--- Start Provided data ---
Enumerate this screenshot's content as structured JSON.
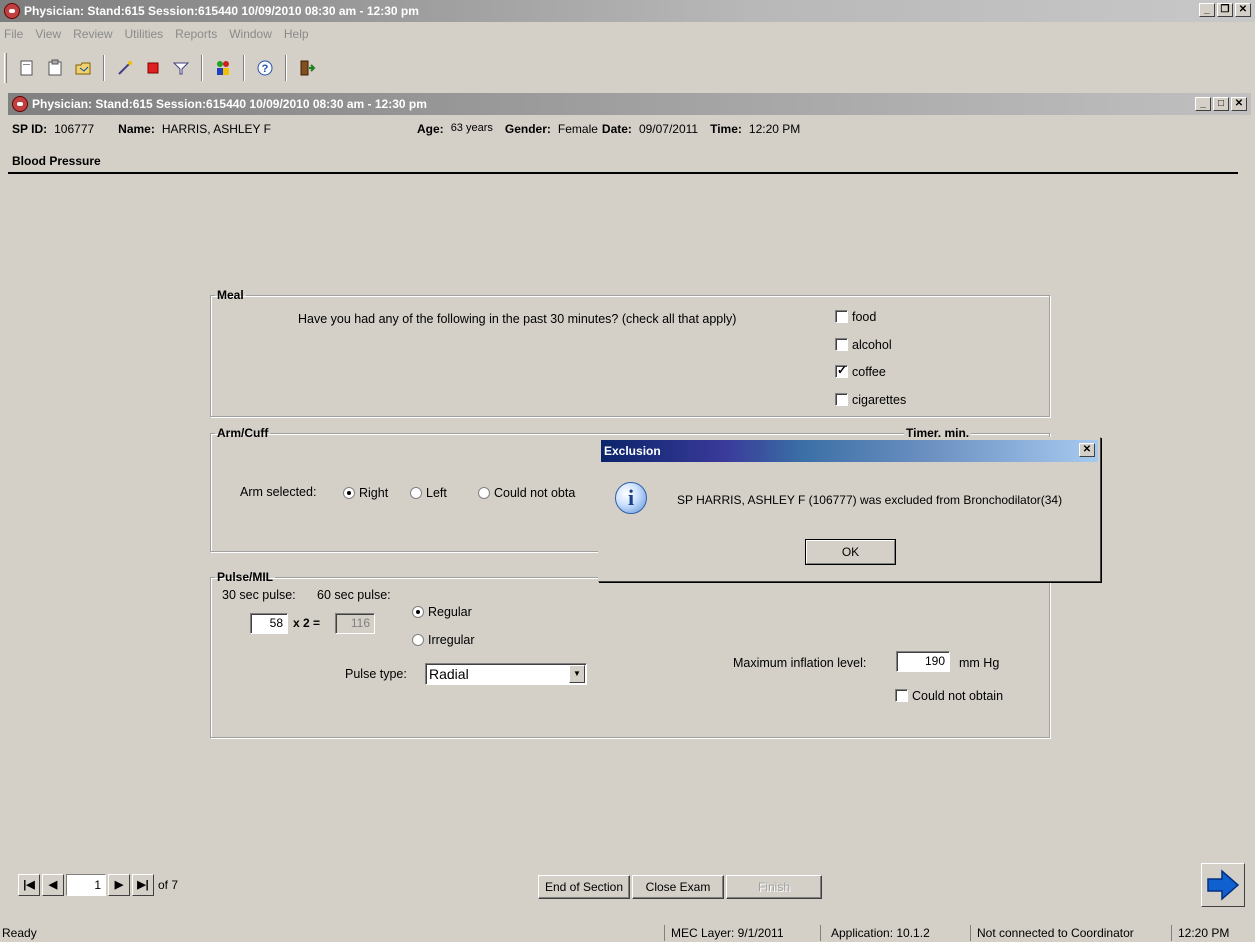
{
  "app": {
    "title": "Physician: Stand:615 Session:615440 10/09/2010 08:30 am - 12:30 pm",
    "menu": [
      "File",
      "View",
      "Review",
      "Utilities",
      "Reports",
      "Window",
      "Help"
    ]
  },
  "child": {
    "title": "Physician: Stand:615 Session:615440 10/09/2010 08:30 am - 12:30 pm"
  },
  "patient": {
    "sp_id_label": "SP ID:",
    "sp_id": "106777",
    "name_label": "Name:",
    "name": "HARRIS, ASHLEY F",
    "age_label": "Age:",
    "age": "63 years",
    "gender_label": "Gender:",
    "gender": "Female",
    "date_label": "Date:",
    "date": "09/07/2011",
    "time_label": "Time:",
    "time": "12:20 PM"
  },
  "section_title": "Blood Pressure",
  "meal": {
    "legend": "Meal",
    "question": "Have you had any of the following in the past 30 minutes? (check all that apply)",
    "options": [
      {
        "label": "food",
        "checked": false
      },
      {
        "label": "alcohol",
        "checked": false
      },
      {
        "label": "coffee",
        "checked": true
      },
      {
        "label": "cigarettes",
        "checked": false
      }
    ]
  },
  "arm": {
    "legend": "Arm/Cuff",
    "timer_legend": "Timer, min.",
    "arm_label": "Arm selected:",
    "options": [
      "Right",
      "Left",
      "Could not obta"
    ],
    "selected": "Right"
  },
  "pulse": {
    "legend": "Pulse/MIL",
    "label_30": "30 sec pulse:",
    "label_60": "60 sec pulse:",
    "value_30": "58",
    "multiplier": "x 2 =",
    "value_60": "116",
    "regular": "Regular",
    "irregular": "Irregular",
    "type_label": "Pulse type:",
    "type_value": "Radial",
    "mil_label": "Maximum inflation level:",
    "mil_value": "190",
    "mil_unit": "mm Hg",
    "could_not_obtain": "Could not obtain"
  },
  "nav": {
    "page": "1",
    "of_label": "of 7",
    "end_section": "End of Section",
    "close_exam": "Close Exam",
    "finish": "Finish"
  },
  "status": {
    "ready": "Ready",
    "mec_layer": "MEC Layer: 9/1/2011",
    "application": "Application: 10.1.2",
    "coordinator": "Not connected to Coordinator",
    "clock": "12:20 PM"
  },
  "dialog": {
    "title": "Exclusion",
    "message": "SP HARRIS, ASHLEY F (106777) was excluded from Bronchodilator(34)",
    "ok": "OK"
  }
}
--- End Provided data ---
Show the lines of the records that contain the word "Physician".

    "title": "Physician: Stand:615 Session:615440 10/09/2010 08:30 am - 12:30 pm",
    "title": "Physician: Stand:615 Session:615440 10/09/2010 08:30 am - 12:30 pm"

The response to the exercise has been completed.